***** Data to use *****
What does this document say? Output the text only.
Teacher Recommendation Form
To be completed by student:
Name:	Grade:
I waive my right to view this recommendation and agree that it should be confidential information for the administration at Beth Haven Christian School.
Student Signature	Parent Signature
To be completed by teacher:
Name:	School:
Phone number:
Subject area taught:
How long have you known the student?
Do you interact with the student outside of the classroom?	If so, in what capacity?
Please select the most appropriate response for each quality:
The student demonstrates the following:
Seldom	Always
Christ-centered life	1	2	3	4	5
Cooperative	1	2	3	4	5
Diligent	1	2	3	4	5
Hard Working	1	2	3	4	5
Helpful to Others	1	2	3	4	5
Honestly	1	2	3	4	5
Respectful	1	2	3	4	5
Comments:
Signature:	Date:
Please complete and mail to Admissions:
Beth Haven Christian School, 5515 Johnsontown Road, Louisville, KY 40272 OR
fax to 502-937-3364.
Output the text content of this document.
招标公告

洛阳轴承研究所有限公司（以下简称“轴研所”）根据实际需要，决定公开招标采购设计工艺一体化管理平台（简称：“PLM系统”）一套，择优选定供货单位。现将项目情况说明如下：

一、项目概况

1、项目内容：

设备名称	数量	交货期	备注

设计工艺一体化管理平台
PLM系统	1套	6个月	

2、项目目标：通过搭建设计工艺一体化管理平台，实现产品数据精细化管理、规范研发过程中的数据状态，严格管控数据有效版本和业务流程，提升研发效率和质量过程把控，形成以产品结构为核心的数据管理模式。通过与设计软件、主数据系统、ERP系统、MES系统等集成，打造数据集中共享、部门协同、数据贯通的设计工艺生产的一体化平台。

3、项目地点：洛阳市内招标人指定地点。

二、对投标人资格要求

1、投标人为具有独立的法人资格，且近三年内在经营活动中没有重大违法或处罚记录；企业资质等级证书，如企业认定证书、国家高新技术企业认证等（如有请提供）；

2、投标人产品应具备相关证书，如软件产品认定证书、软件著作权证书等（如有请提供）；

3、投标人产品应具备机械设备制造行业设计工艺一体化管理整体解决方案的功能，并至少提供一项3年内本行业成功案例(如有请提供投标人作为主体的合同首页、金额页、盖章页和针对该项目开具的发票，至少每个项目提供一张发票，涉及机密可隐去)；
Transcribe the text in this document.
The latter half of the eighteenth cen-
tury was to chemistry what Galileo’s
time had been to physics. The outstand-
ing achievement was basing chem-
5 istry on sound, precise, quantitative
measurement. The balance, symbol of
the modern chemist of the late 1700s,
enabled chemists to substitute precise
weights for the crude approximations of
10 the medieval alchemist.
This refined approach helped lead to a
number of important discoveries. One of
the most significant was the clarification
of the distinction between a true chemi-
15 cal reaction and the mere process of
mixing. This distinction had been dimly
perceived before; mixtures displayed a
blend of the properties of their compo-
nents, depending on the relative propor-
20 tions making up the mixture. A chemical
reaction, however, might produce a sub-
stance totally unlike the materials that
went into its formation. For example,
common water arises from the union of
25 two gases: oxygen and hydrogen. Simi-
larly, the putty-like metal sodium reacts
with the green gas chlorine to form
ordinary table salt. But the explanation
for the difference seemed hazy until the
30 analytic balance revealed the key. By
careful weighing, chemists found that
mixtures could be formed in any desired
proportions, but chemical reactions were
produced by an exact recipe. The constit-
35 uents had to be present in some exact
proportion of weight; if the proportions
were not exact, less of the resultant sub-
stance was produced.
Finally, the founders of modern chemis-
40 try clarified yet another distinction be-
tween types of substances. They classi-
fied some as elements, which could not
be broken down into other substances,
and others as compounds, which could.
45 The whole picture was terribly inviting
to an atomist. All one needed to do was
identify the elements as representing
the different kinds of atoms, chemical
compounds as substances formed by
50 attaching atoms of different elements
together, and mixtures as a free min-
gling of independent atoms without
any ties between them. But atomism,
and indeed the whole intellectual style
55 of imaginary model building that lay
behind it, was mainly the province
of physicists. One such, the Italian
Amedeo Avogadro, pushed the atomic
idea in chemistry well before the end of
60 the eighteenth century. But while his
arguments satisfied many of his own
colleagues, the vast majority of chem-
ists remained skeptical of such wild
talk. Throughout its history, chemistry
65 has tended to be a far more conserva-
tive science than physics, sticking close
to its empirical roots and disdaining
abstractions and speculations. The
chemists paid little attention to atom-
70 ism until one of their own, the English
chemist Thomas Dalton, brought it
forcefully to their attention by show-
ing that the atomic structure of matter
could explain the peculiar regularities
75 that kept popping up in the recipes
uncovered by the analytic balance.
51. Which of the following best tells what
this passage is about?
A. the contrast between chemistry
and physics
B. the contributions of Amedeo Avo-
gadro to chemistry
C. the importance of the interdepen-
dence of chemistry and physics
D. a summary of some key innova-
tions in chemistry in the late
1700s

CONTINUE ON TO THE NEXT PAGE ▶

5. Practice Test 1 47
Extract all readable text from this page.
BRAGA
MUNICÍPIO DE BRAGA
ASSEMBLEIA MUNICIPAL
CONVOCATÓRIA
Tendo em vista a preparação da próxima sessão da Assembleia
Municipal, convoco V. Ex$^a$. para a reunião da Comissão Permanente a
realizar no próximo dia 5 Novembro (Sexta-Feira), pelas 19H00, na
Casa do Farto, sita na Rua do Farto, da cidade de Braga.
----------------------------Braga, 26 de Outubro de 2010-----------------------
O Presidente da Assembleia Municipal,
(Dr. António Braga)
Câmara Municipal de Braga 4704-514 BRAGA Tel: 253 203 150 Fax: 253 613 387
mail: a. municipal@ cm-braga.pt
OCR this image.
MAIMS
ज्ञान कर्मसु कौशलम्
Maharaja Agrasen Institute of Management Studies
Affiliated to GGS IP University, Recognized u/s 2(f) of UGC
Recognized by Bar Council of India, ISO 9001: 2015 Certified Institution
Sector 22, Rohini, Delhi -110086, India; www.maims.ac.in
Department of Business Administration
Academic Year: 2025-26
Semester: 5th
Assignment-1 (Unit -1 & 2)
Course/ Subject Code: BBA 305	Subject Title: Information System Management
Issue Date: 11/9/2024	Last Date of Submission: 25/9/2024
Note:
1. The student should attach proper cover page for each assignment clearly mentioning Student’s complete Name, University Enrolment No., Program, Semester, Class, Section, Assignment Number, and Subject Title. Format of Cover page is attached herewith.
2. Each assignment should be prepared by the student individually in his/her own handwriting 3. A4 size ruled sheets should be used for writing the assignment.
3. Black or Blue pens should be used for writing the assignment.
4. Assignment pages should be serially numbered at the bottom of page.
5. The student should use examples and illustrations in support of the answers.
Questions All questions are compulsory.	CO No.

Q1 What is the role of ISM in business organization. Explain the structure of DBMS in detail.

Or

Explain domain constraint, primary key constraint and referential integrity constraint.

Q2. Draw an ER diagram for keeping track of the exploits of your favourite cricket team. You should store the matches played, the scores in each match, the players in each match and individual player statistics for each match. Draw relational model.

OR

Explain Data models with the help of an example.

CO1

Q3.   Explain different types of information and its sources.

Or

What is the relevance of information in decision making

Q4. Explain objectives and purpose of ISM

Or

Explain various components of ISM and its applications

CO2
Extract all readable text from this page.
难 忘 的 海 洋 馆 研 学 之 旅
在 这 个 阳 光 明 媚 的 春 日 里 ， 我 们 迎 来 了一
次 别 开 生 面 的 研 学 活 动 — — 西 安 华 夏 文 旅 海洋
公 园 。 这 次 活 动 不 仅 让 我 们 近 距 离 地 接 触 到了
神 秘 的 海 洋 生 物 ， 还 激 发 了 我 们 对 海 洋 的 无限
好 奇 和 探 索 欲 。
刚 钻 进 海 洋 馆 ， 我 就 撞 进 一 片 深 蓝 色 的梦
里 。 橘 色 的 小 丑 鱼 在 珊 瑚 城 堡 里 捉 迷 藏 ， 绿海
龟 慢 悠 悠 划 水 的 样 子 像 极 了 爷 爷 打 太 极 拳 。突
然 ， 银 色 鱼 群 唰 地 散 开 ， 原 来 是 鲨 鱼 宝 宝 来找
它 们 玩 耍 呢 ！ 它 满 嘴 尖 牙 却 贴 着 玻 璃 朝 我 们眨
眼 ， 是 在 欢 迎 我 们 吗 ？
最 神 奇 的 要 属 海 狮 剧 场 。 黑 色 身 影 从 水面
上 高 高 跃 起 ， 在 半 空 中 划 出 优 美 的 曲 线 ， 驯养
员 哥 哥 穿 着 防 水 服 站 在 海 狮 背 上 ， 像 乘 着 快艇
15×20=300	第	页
*****
◆ Instructions for the task
Using the listing, copy every line where the word "Please" shows up.

◆ Result of this task
Please select the most appropriate response for each quality:
Please complete and mail to Admissions:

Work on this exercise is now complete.